[Dixielandjazz] Howard Alden & Bucky Pizzarelli

Stephen G Barbone barbonestreet at earthlink.net
Sat Jan 14 08:21:08 PST 2012


If you are in the NYC area and like Django , Woody Allen,  Howard  
Alden, Bucky Pizzarelli and Sean Penn, you might want to go to the  
Picture House in Pelham NY on January 19. The ticket price is a BARGAIN.

Cheers,
Steve Barbone
www.myspace.com/barbonestreetjazzband

Two Guitarists, as Heard in a Woody Allen Film

By Phillip Lutz - NY Times - January 13, 2012

EARLY in 1998, the guitarist Howard Alden got a call from the pianist  
Dick Hyman, a longtime collaborator of Woody Allen’s, asking whether  
he would like to work on Mr. Allen’s latest movie, “Sweet and  
Lowdown.” All he would need to do, Mr. Hyman said, was lay down tracks  
in the style of the gypsy guitarist Django Reinhardt — a style with  
which Mr. Alden was deeply familiar.

But as it turned out, Mr. Allen was also hoping that Mr. Alden would  
show the actor Sean Penn, who had no experience playing guitar, how to  
play well enough to lend plausibility to his character, an American  
guitarist obsessed with Reinhardt. Mr. Penn, who insisted on learning  
tunes note for note, “far exceeded what Woody wanted him to do,” Mr.  
Alden said.

“What I thought would be just a couple of days working on the  
soundtrack,” he said, “turned into six months of working with Sean.”

The experience will be revisited on Jan. 19, when Mr. Alden, along  
with the guitarist Bucky Pizzarelli, who played rhythm guitar to his  
lead on the film’s soundtrack, appear together at the Picture House in  
Pelham. The two will play tunes related to the film and take part in a  
moderated question-and-answer session after the movie is shown.

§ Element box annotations
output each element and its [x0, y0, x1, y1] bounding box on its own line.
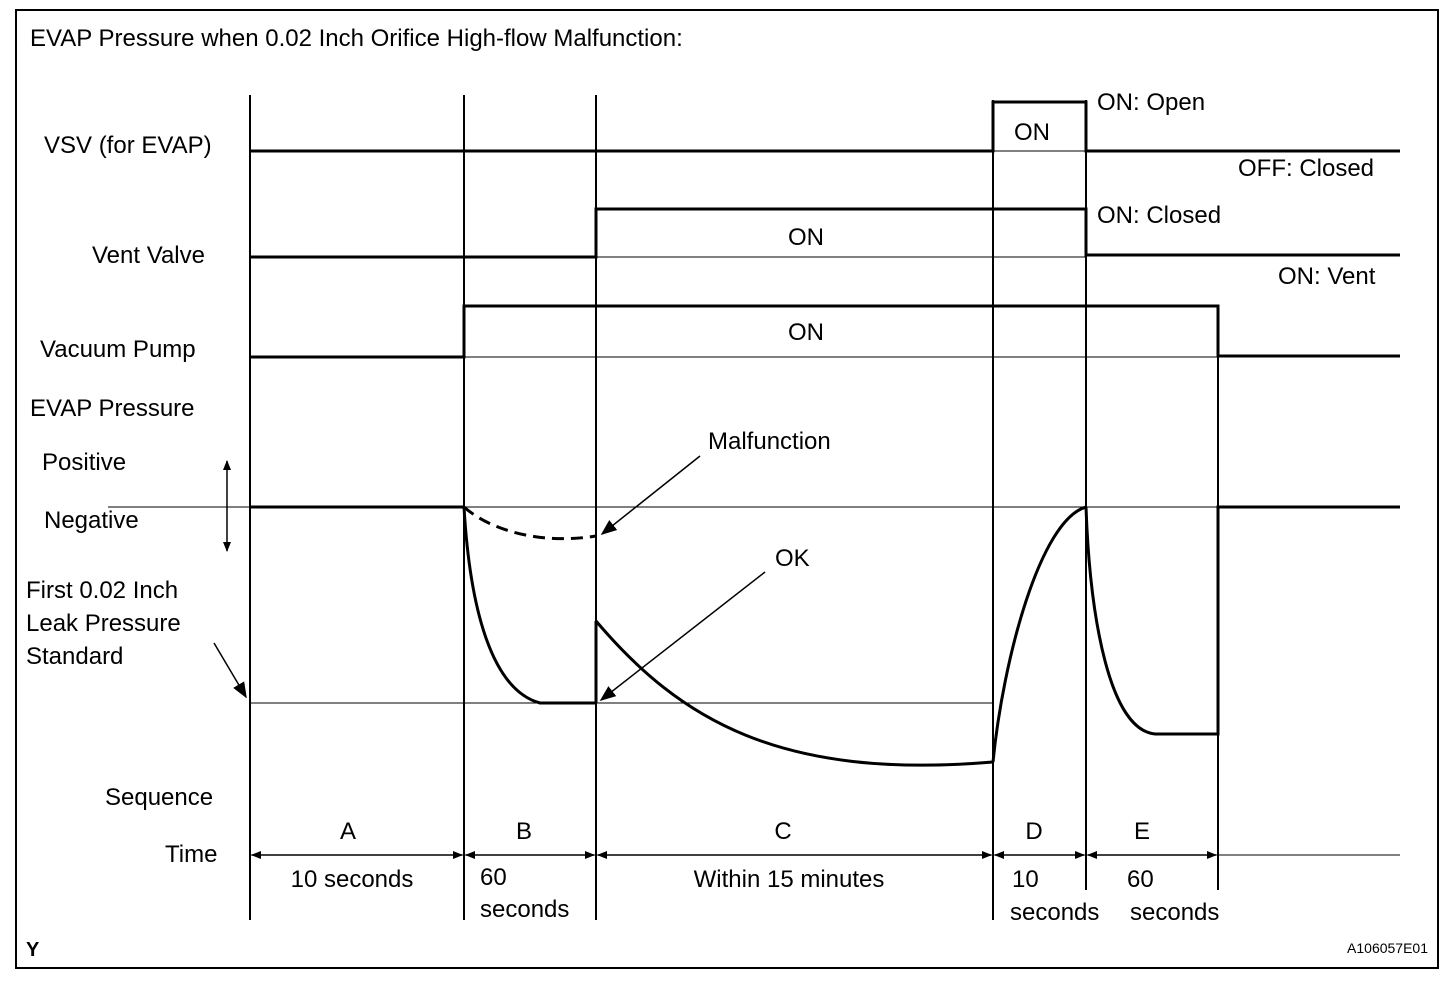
malfunction-label: Malfunction — [708, 428, 831, 455]
vent-valve-on-label: ON — [788, 224, 824, 251]
vent-valve-on-closed-note: ON: Closed — [1097, 202, 1221, 229]
negative-label: Negative — [44, 507, 139, 534]
ok-pointer-arrow — [599, 571, 766, 701]
figure-title: EVAP Pressure when 0.02 Inch Orifice Hig… — [30, 25, 683, 52]
duration-e-line2: seconds — [1130, 899, 1219, 926]
duration-b-line2: seconds — [480, 896, 569, 923]
duration-b-line1: 60 — [480, 864, 507, 891]
vsv-label: VSV (for EVAP) — [44, 132, 212, 159]
standard-label-line2: Leak Pressure — [26, 610, 181, 637]
sequence-label-e: E — [1134, 818, 1150, 845]
sequence-label-d: D — [1025, 818, 1042, 845]
sequence-label-c: C — [774, 818, 791, 845]
evap-pressure-label: EVAP Pressure — [30, 395, 195, 422]
duration-d-line2: seconds — [1010, 899, 1099, 926]
standard-label-line3: Standard — [26, 643, 123, 670]
vent-valve-vent-note: ON: Vent — [1278, 263, 1376, 290]
standard-pointer-arrow — [213, 642, 247, 699]
duration-c: Within 15 minutes — [694, 866, 885, 893]
figure-frame — [15, 9, 1439, 969]
vsv-waveform — [250, 100, 1400, 153]
vent-valve-waveform — [250, 207, 1400, 259]
duration-d-line1: 10 — [1012, 866, 1039, 893]
malfunction-dashed-curve — [463, 505, 597, 541]
sequence-label-b: B — [516, 818, 532, 845]
sequence-label-a: A — [340, 818, 356, 845]
corner-mark: Y — [26, 939, 40, 961]
vsv-off-closed-note: OFF: Closed — [1238, 155, 1374, 182]
standard-label-line1: First 0.02 Inch — [26, 577, 178, 604]
vacuum-pump-on-label: ON — [788, 319, 824, 346]
vsv-on-label: ON — [1014, 119, 1050, 146]
duration-a: 10 seconds — [291, 866, 414, 893]
sequence-row-label: Sequence — [105, 784, 213, 811]
vent-valve-label: Vent Valve — [92, 242, 205, 269]
time-row-label: Time — [165, 841, 217, 868]
positive-label: Positive — [42, 449, 126, 476]
figure-code: A106057E01 — [1347, 940, 1428, 956]
vsv-on-open-note: ON: Open — [1097, 89, 1205, 116]
vacuum-pump-waveform — [250, 304, 1400, 359]
ok-label: OK — [775, 545, 810, 572]
vacuum-pump-label: Vacuum Pump — [40, 336, 196, 363]
malfunction-pointer-arrow — [600, 455, 701, 535]
duration-e-line1: 60 — [1127, 866, 1154, 893]
evap-pressure-curve — [250, 505, 1400, 767]
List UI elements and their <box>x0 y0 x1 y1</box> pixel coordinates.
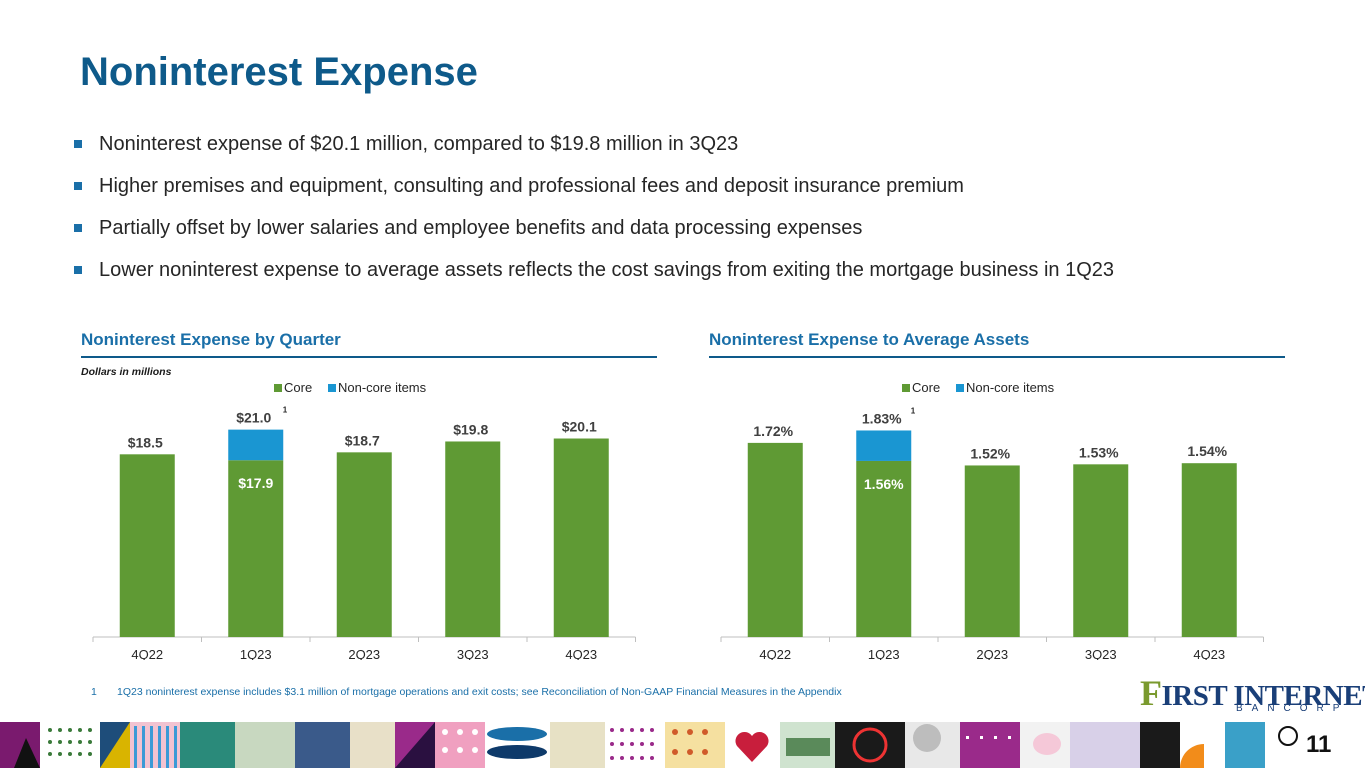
data-label: $18.5 <box>128 434 163 450</box>
bullet-square-icon <box>74 224 82 232</box>
data-label: $18.7 <box>345 432 380 448</box>
logo-name: IRST INTERNET <box>1161 680 1365 712</box>
x-tick-label: 1Q23 <box>240 647 272 660</box>
chart-title: Noninterest Expense to Average Assets <box>709 330 1285 358</box>
logo-wordmark: FIRST INTERNET <box>1140 672 1365 714</box>
bar-core <box>553 438 609 637</box>
legend-label: Core <box>912 380 940 395</box>
bullet-text: Noninterest expense of $20.1 million, co… <box>99 133 739 155</box>
bullet-square-icon <box>74 182 82 190</box>
bar-core <box>856 460 912 637</box>
footnote-marker: 1 <box>283 406 288 415</box>
bullet-square-icon <box>74 140 82 148</box>
legend-label: Non-core items <box>338 380 427 395</box>
data-label-inner: $17.9 <box>238 475 273 491</box>
legend-swatch <box>956 384 964 392</box>
data-label: 1.83% <box>862 410 902 426</box>
x-tick-label: 3Q23 <box>1085 647 1117 660</box>
legend-swatch <box>274 384 282 392</box>
bar-core <box>445 441 501 637</box>
footnote-text: 1Q23 noninterest expense includes $3.1 m… <box>117 686 842 698</box>
company-logo: FIRST INTERNET BANCORP <box>1140 672 1365 716</box>
logo-subtitle: BANCORP <box>1236 703 1349 714</box>
chart-canvas: Core Non-core items 1.72% 4Q22 1.83% 1 1.56% 1Q… <box>720 380 1264 660</box>
bullet-text: Lower noninterest expense to average ass… <box>99 259 1114 281</box>
bar-core <box>228 460 284 637</box>
x-tick-label: 4Q23 <box>1193 647 1225 660</box>
data-label: 1.72% <box>753 423 793 439</box>
bullet-item: Noninterest expense of $20.1 million, co… <box>74 131 1314 173</box>
slide-title: Noninterest Expense <box>80 50 478 94</box>
x-tick-label: 4Q22 <box>131 647 163 660</box>
bar-core <box>336 452 392 637</box>
bullet-list: Noninterest expense of $20.1 million, co… <box>74 131 1314 299</box>
x-tick-label: 2Q23 <box>976 647 1008 660</box>
data-label-inner: 1.56% <box>864 476 904 492</box>
bullet-square-icon <box>74 266 82 274</box>
data-label: $20.1 <box>562 419 597 435</box>
data-label: 1.52% <box>970 445 1010 461</box>
x-tick-label: 4Q22 <box>759 647 791 660</box>
bullet-text: Partially offset by lower salaries and e… <box>99 217 863 239</box>
page-number: 11 <box>1306 731 1332 758</box>
bar-noncore <box>228 429 284 461</box>
expense-to-assets-chart: Noninterest Expense to Average Assets Co… <box>709 330 1285 660</box>
chart-canvas: Dollars in millions Core Non-core items $18… <box>81 366 636 660</box>
logo-initial: F <box>1140 673 1162 713</box>
bar-core <box>1181 463 1237 637</box>
expense-by-quarter-chart: Noninterest Expense by Quarter Dollars i… <box>81 330 657 660</box>
chart-subtitle: Dollars in millions <box>81 366 172 378</box>
data-label: $21.0 <box>236 410 271 426</box>
data-label: $19.8 <box>453 421 488 437</box>
bullet-text: Higher premises and equipment, consultin… <box>99 175 964 197</box>
data-label: 1.54% <box>1187 443 1227 459</box>
legend-swatch <box>902 384 910 392</box>
legend-swatch <box>328 384 336 392</box>
bar-core <box>964 465 1020 637</box>
legend-label: Non-core items <box>966 380 1055 395</box>
bar-core <box>119 454 175 637</box>
x-tick-label: 4Q23 <box>565 647 597 660</box>
x-tick-label: 1Q23 <box>868 647 900 660</box>
x-tick-label: 3Q23 <box>457 647 489 660</box>
x-tick-label: 2Q23 <box>348 647 380 660</box>
footnote-marker: 1 <box>911 406 916 415</box>
bar-noncore <box>856 430 912 461</box>
bullet-item: Lower noninterest expense to average ass… <box>74 257 1314 299</box>
data-label: 1.53% <box>1079 444 1119 460</box>
bullet-item: Higher premises and equipment, consultin… <box>74 173 1314 215</box>
footnote: 1 1Q23 noninterest expense includes $3.1 … <box>91 686 842 698</box>
legend-label: Core <box>284 380 312 395</box>
bullet-item: Partially offset by lower salaries and e… <box>74 215 1314 257</box>
bar-core <box>1073 464 1129 637</box>
bar-core <box>747 442 803 637</box>
decorative-art-strip <box>0 722 1365 768</box>
footnote-number: 1 <box>91 686 97 698</box>
chart-title: Noninterest Expense by Quarter <box>81 330 657 358</box>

§ Required actions
1. Answer these questions about the Howard Alden and Bucky Pizzarelli article:
(a) Who called Howard Alden early in 1998 about working on "Sweet and Lowdown"?
(b) What did Bucky Pizzarelli play on the film's soundtrack?
(c) Where will the two guitarists appear on Jan. 19?
2. Carry the article on Howard Alden and Bucky Pizzarelli forward from its final sentence.

§ Expected answers
1.
(a) The pianist Dick Hyman
(b) Rhythm guitar
(c) The Picture House in Pelham

2.
Jennifer S. Christman, the executive director of the Picture House,  
said the event would represent the first major concert for the 91-year- 
old theater, a single-screen movie house that underwent a six-month  
renovation starting in September 2010 and a separate period of  
construction last summer. During the later construction, a 40-by-12- 
foot stage was created near the spot where the organ pit sat during  
the silent-picture era.

For the kickoff concert, the Picture House could hardly have recruited  
a pair of performers more comfortable with each other, or the  
material. Both describe a 20-year working relationship virtually  
devoid of conflict; both have extensive experience playing the  
repertoire favored by Mr. Penn’s character, mostly prewar standards  
and compositions by Reinhardt. And Mr. Pizzarelli, 86, worked for  
extended periods with the French violinist Stéphane Grappelli, an  
intimate of Reinhardt’s.

During their two days in the recording studio in July 1998, the  
musicians observed Mr. Allen’s working methods first-hand. Though he  
was a constant presence, Mr. Alden said, Mr. Allen largely made his  
wishes known by conferring with Mr. Hyman, the music director, who  
often ordered quick reworkings of arrangements to meet the script’s  
needs. At times, this worked to the music’s benefit; in one instance,  
Mr. Alden found out months after the fact that a solo arrangement of  
“I’m Forever Blowing Bubbles” that he had created on the spot was  
actually serving as a love theme, and formed the musical core of some  
character-defining moments in the film. It was probably wise for the  
director to have withheld that fact, Mr. Alden said, “because he  
didn’t make you all self-conscious.”

Other compositions — 10 or so — were recorded but did not make it to  
the screen. The Reinhardt original “Nuages” was one of them. “  
‘Nuages,’ ” Mr. Pizzarelli said, “was the greatest tune that came out  
of the Django school.” He played it with string-busting intensity on  
the bandstand with Grappelli, and said it would probably be played at  
the Picture House show.

While Mr. Alden and Mr. Pizzarelli both insisted that the roles of  
leader and accompanist flow back and forth in their duo engagements,  
Mr. Pizzarelli also said Mr. Alden would be calling the tunes on the  
stand. Beyond “Nuages,” Reinhardt tunes likely to make their way into  
the Picture House set are, Mr. Alden said, “Douce Ambiance,” a gypsy  
anthem first recorded during the war, and “Tears,” a ballad.

If all goes as hoped, the Picture House performance will be the first  
of three or four shows that combine film and live music this year, Ms.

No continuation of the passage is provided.